• _Work required_: Check each line for the string "JSON", then give only how many lines have it.

• _Dataset listings of figures_:
==*==

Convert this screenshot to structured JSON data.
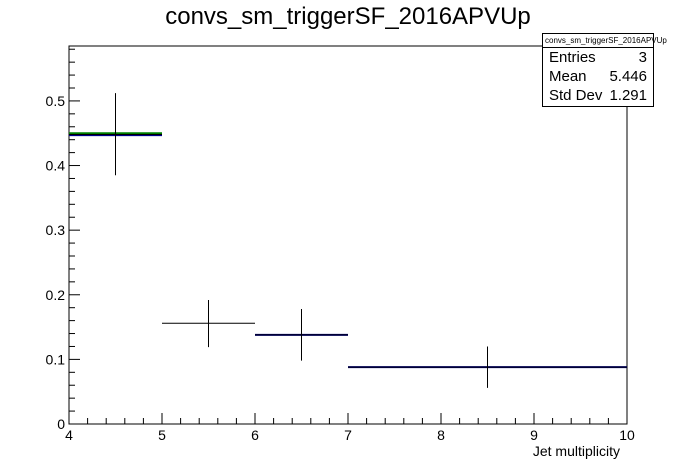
{
  "chart_data": {
    "type": "scatter",
    "title": "convs_sm_triggerSF_2016APVUp",
    "xlabel": "Jet multiplicity",
    "ylabel": "",
    "xlim": [
      4,
      10
    ],
    "ylim": [
      0,
      0.585
    ],
    "xticks": [
      "4",
      "5",
      "6",
      "7",
      "8",
      "9",
      "10"
    ],
    "yticks": [
      "0",
      "0.1",
      "0.2",
      "0.3",
      "0.4",
      "0.5"
    ],
    "grid": false,
    "stats_box": {
      "name": "convs_sm_triggerSF_2016APVUp",
      "rows": [
        {
          "label": "Entries",
          "value": "3"
        },
        {
          "label": "Mean",
          "value": "5.446"
        },
        {
          "label": "Std Dev",
          "value": "1.291"
        }
      ]
    },
    "histogram_lines": [
      {
        "xlo": 4,
        "xhi": 5,
        "y": 0.447,
        "color": "#00008b"
      },
      {
        "xlo": 4,
        "xhi": 5,
        "y": 0.45,
        "color": "#008000"
      },
      {
        "xlo": 6,
        "xhi": 7,
        "y": 0.138,
        "color": "#00008b"
      },
      {
        "xlo": 7,
        "xhi": 10,
        "y": 0.088,
        "color": "#00008b"
      }
    ],
    "points": [
      {
        "x": 4.5,
        "y": 0.448,
        "xlo": 4,
        "xhi": 5,
        "ylo": 0.385,
        "yhi": 0.512
      },
      {
        "x": 5.5,
        "y": 0.156,
        "xlo": 5,
        "xhi": 6,
        "ylo": 0.119,
        "yhi": 0.192
      },
      {
        "x": 6.5,
        "y": 0.138,
        "xlo": 6,
        "xhi": 7,
        "ylo": 0.098,
        "yhi": 0.178
      },
      {
        "x": 8.5,
        "y": 0.088,
        "xlo": 7,
        "xhi": 10,
        "ylo": 0.056,
        "yhi": 0.12
      }
    ]
  }
}
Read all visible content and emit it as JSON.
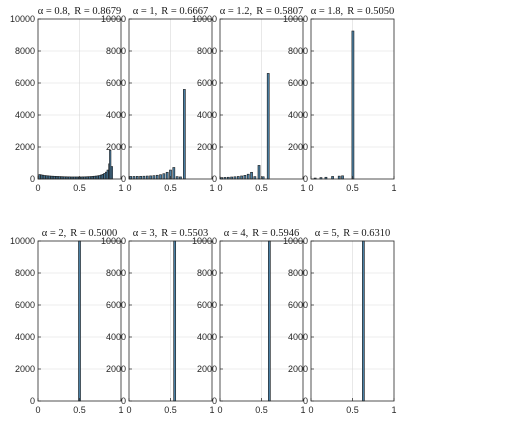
{
  "chart_data": [
    {
      "type": "bar",
      "title": "α = 0.8,  R = 0.8679",
      "title_parts": {
        "param": "α = 0.8,",
        "r": "R = 0.8679"
      },
      "xlim": [
        0,
        1
      ],
      "ylim": [
        0,
        10000
      ],
      "xticks": [
        "0",
        "0.5",
        "1"
      ],
      "yticks": [
        "0",
        "2000",
        "4000",
        "6000",
        "8000",
        "10000"
      ],
      "grid": true,
      "bins": [
        {
          "x": 0.02,
          "v": 280
        },
        {
          "x": 0.04,
          "v": 260
        },
        {
          "x": 0.06,
          "v": 240
        },
        {
          "x": 0.08,
          "v": 220
        },
        {
          "x": 0.1,
          "v": 210
        },
        {
          "x": 0.12,
          "v": 200
        },
        {
          "x": 0.14,
          "v": 190
        },
        {
          "x": 0.16,
          "v": 180
        },
        {
          "x": 0.18,
          "v": 175
        },
        {
          "x": 0.2,
          "v": 170
        },
        {
          "x": 0.22,
          "v": 165
        },
        {
          "x": 0.24,
          "v": 160
        },
        {
          "x": 0.26,
          "v": 155
        },
        {
          "x": 0.28,
          "v": 150
        },
        {
          "x": 0.3,
          "v": 145
        },
        {
          "x": 0.32,
          "v": 140
        },
        {
          "x": 0.34,
          "v": 140
        },
        {
          "x": 0.36,
          "v": 135
        },
        {
          "x": 0.38,
          "v": 135
        },
        {
          "x": 0.4,
          "v": 130
        },
        {
          "x": 0.42,
          "v": 130
        },
        {
          "x": 0.44,
          "v": 130
        },
        {
          "x": 0.46,
          "v": 130
        },
        {
          "x": 0.48,
          "v": 130
        },
        {
          "x": 0.5,
          "v": 130
        },
        {
          "x": 0.52,
          "v": 130
        },
        {
          "x": 0.54,
          "v": 135
        },
        {
          "x": 0.56,
          "v": 135
        },
        {
          "x": 0.58,
          "v": 140
        },
        {
          "x": 0.6,
          "v": 145
        },
        {
          "x": 0.62,
          "v": 150
        },
        {
          "x": 0.64,
          "v": 155
        },
        {
          "x": 0.66,
          "v": 165
        },
        {
          "x": 0.68,
          "v": 175
        },
        {
          "x": 0.7,
          "v": 185
        },
        {
          "x": 0.72,
          "v": 200
        },
        {
          "x": 0.74,
          "v": 220
        },
        {
          "x": 0.76,
          "v": 250
        },
        {
          "x": 0.78,
          "v": 290
        },
        {
          "x": 0.8,
          "v": 350
        },
        {
          "x": 0.82,
          "v": 430
        },
        {
          "x": 0.84,
          "v": 560
        },
        {
          "x": 0.86,
          "v": 950
        },
        {
          "x": 0.87,
          "v": 1800
        },
        {
          "x": 0.89,
          "v": 780
        }
      ],
      "bin_width": 0.018
    },
    {
      "type": "bar",
      "title": "α = 1,  R = 0.6667",
      "title_parts": {
        "param": "α = 1,",
        "r": "R = 0.6667"
      },
      "xlim": [
        0,
        1
      ],
      "ylim": [
        0,
        10000
      ],
      "xticks": [
        "0",
        "0.5",
        "1"
      ],
      "yticks": [
        "0",
        "2000",
        "4000",
        "6000",
        "8000",
        "10000"
      ],
      "grid": true,
      "bins": [
        {
          "x": 0.02,
          "v": 160
        },
        {
          "x": 0.06,
          "v": 160
        },
        {
          "x": 0.1,
          "v": 165
        },
        {
          "x": 0.14,
          "v": 170
        },
        {
          "x": 0.18,
          "v": 175
        },
        {
          "x": 0.22,
          "v": 185
        },
        {
          "x": 0.26,
          "v": 195
        },
        {
          "x": 0.3,
          "v": 210
        },
        {
          "x": 0.34,
          "v": 235
        },
        {
          "x": 0.38,
          "v": 270
        },
        {
          "x": 0.42,
          "v": 330
        },
        {
          "x": 0.46,
          "v": 420
        },
        {
          "x": 0.5,
          "v": 560
        },
        {
          "x": 0.54,
          "v": 720
        },
        {
          "x": 0.58,
          "v": 150
        },
        {
          "x": 0.62,
          "v": 130
        },
        {
          "x": 0.667,
          "v": 5600
        }
      ],
      "bin_width": 0.025
    },
    {
      "type": "bar",
      "title": "α = 1.2,  R = 0.5807",
      "title_parts": {
        "param": "α = 1.2,",
        "r": "R = 0.5807"
      },
      "xlim": [
        0,
        1
      ],
      "ylim": [
        0,
        10000
      ],
      "xticks": [
        "0",
        "0.5",
        "1"
      ],
      "yticks": [
        "0",
        "2000",
        "4000",
        "6000",
        "8000",
        "10000"
      ],
      "grid": true,
      "bins": [
        {
          "x": 0.02,
          "v": 90
        },
        {
          "x": 0.06,
          "v": 100
        },
        {
          "x": 0.1,
          "v": 110
        },
        {
          "x": 0.14,
          "v": 125
        },
        {
          "x": 0.18,
          "v": 140
        },
        {
          "x": 0.22,
          "v": 160
        },
        {
          "x": 0.26,
          "v": 190
        },
        {
          "x": 0.3,
          "v": 230
        },
        {
          "x": 0.34,
          "v": 300
        },
        {
          "x": 0.38,
          "v": 420
        },
        {
          "x": 0.42,
          "v": 150
        },
        {
          "x": 0.47,
          "v": 850
        },
        {
          "x": 0.52,
          "v": 140
        },
        {
          "x": 0.581,
          "v": 6600
        }
      ],
      "bin_width": 0.025
    },
    {
      "type": "bar",
      "title": "α = 1.8,  R = 0.5050",
      "title_parts": {
        "param": "α = 1.8,",
        "r": "R = 0.5050"
      },
      "xlim": [
        0,
        1
      ],
      "ylim": [
        0,
        10000
      ],
      "xticks": [
        "0",
        "0.5",
        "1"
      ],
      "yticks": [
        "0",
        "2000",
        "4000",
        "6000",
        "8000",
        "10000"
      ],
      "grid": true,
      "bins": [
        {
          "x": 0.05,
          "v": 60
        },
        {
          "x": 0.12,
          "v": 90
        },
        {
          "x": 0.18,
          "v": 110
        },
        {
          "x": 0.26,
          "v": 160
        },
        {
          "x": 0.34,
          "v": 180
        },
        {
          "x": 0.38,
          "v": 200
        },
        {
          "x": 0.505,
          "v": 9250
        }
      ],
      "bin_width": 0.025
    },
    {
      "type": "bar",
      "title": "α = 2,  R = 0.5000",
      "title_parts": {
        "param": "α = 2,",
        "r": "R = 0.5000"
      },
      "xlim": [
        0,
        1
      ],
      "ylim": [
        0,
        10000
      ],
      "xticks": [
        "0",
        "0.5",
        "1"
      ],
      "yticks": [
        "0",
        "2000",
        "4000",
        "6000",
        "8000",
        "10000"
      ],
      "grid": true,
      "bins": [
        {
          "x": 0.5,
          "v": 10000
        }
      ],
      "bin_width": 0.025
    },
    {
      "type": "bar",
      "title": "α = 3,  R = 0.5503",
      "title_parts": {
        "param": "α = 3,",
        "r": "R = 0.5503"
      },
      "xlim": [
        0,
        1
      ],
      "ylim": [
        0,
        10000
      ],
      "xticks": [
        "0",
        "0.5",
        "1"
      ],
      "yticks": [
        "0",
        "2000",
        "4000",
        "6000",
        "8000",
        "10000"
      ],
      "grid": true,
      "bins": [
        {
          "x": 0.5503,
          "v": 10000
        }
      ],
      "bin_width": 0.025
    },
    {
      "type": "bar",
      "title": "α = 4,  R = 0.5946",
      "title_parts": {
        "param": "α = 4,",
        "r": "R = 0.5946"
      },
      "xlim": [
        0,
        1
      ],
      "ylim": [
        0,
        10000
      ],
      "xticks": [
        "0",
        "0.5",
        "1"
      ],
      "yticks": [
        "0",
        "2000",
        "4000",
        "6000",
        "8000",
        "10000"
      ],
      "grid": true,
      "bins": [
        {
          "x": 0.5946,
          "v": 10000
        }
      ],
      "bin_width": 0.025
    },
    {
      "type": "bar",
      "title": "α = 5,  R = 0.6310",
      "title_parts": {
        "param": "α = 5,",
        "r": "R = 0.6310"
      },
      "xlim": [
        0,
        1
      ],
      "ylim": [
        0,
        10000
      ],
      "xticks": [
        "0",
        "0.5",
        "1"
      ],
      "yticks": [
        "0",
        "2000",
        "4000",
        "6000",
        "8000",
        "10000"
      ],
      "grid": true,
      "bins": [
        {
          "x": 0.631,
          "v": 10000
        }
      ],
      "bin_width": 0.025
    }
  ],
  "colors": {
    "bar_fill": "#4a7fa3",
    "bar_edge": "#1c1c1c",
    "grid": "#d9d9d9",
    "axis": "#262626"
  }
}
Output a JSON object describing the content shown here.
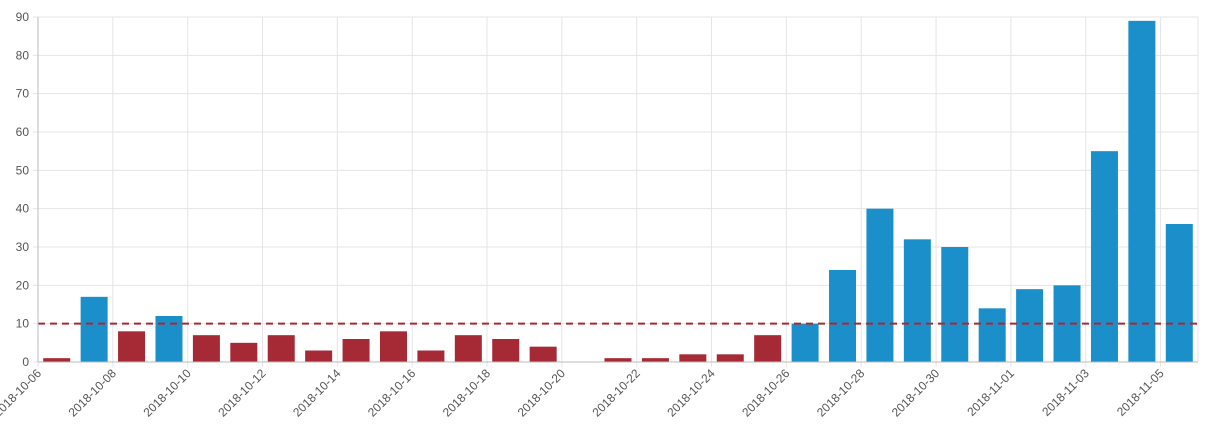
{
  "chart_data": {
    "type": "bar",
    "categories": [
      "2018-10-06",
      "2018-10-07",
      "2018-10-08",
      "2018-10-09",
      "2018-10-10",
      "2018-10-11",
      "2018-10-12",
      "2018-10-13",
      "2018-10-14",
      "2018-10-15",
      "2018-10-16",
      "2018-10-17",
      "2018-10-18",
      "2018-10-19",
      "2018-10-20",
      "2018-10-21",
      "2018-10-22",
      "2018-10-23",
      "2018-10-24",
      "2018-10-25",
      "2018-10-26",
      "2018-10-27",
      "2018-10-28",
      "2018-10-29",
      "2018-10-30",
      "2018-10-31",
      "2018-11-01",
      "2018-11-02",
      "2018-11-03",
      "2018-11-04",
      "2018-11-05"
    ],
    "x_tick_labels": [
      "2018-10-06",
      "2018-10-08",
      "2018-10-10",
      "2018-10-12",
      "2018-10-14",
      "2018-10-16",
      "2018-10-18",
      "2018-10-20",
      "2018-10-22",
      "2018-10-24",
      "2018-10-26",
      "2018-10-28",
      "2018-10-30",
      "2018-11-01",
      "2018-11-03",
      "2018-11-05"
    ],
    "values": [
      1,
      17,
      8,
      12,
      7,
      5,
      7,
      3,
      6,
      8,
      3,
      7,
      6,
      4,
      0,
      1,
      1,
      2,
      2,
      7,
      10,
      24,
      40,
      32,
      30,
      14,
      19,
      20,
      55,
      89,
      36
    ],
    "threshold": 10,
    "ylim": [
      0,
      90
    ],
    "y_ticks": [
      0,
      10,
      20,
      30,
      40,
      50,
      60,
      70,
      80,
      90
    ],
    "grid": true,
    "colors": {
      "above_threshold": "#1b8fc9",
      "below_threshold": "#a52a35",
      "threshold_line": "#a52a35",
      "grid": "#e5e5e5",
      "axis": "#bbbbbb",
      "tick_text": "#555555"
    },
    "title": "",
    "xlabel": "",
    "ylabel": ""
  }
}
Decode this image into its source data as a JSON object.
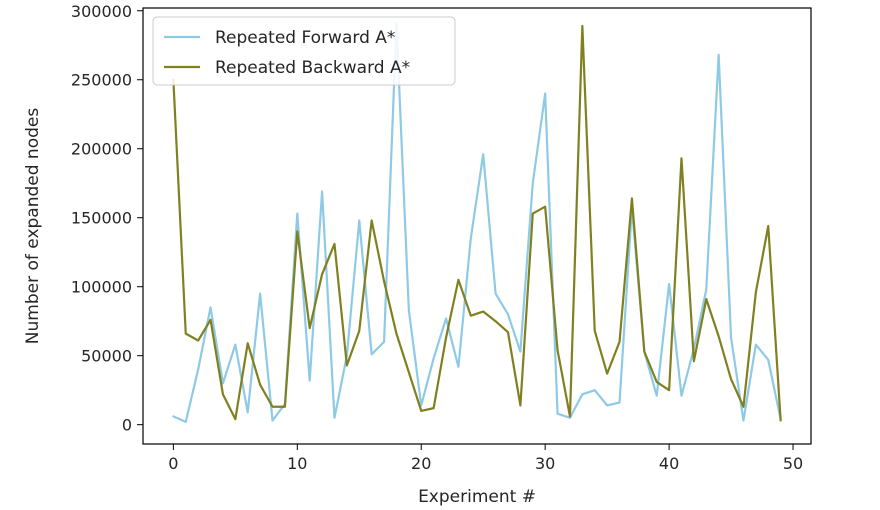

==*==

• _Solution_: 4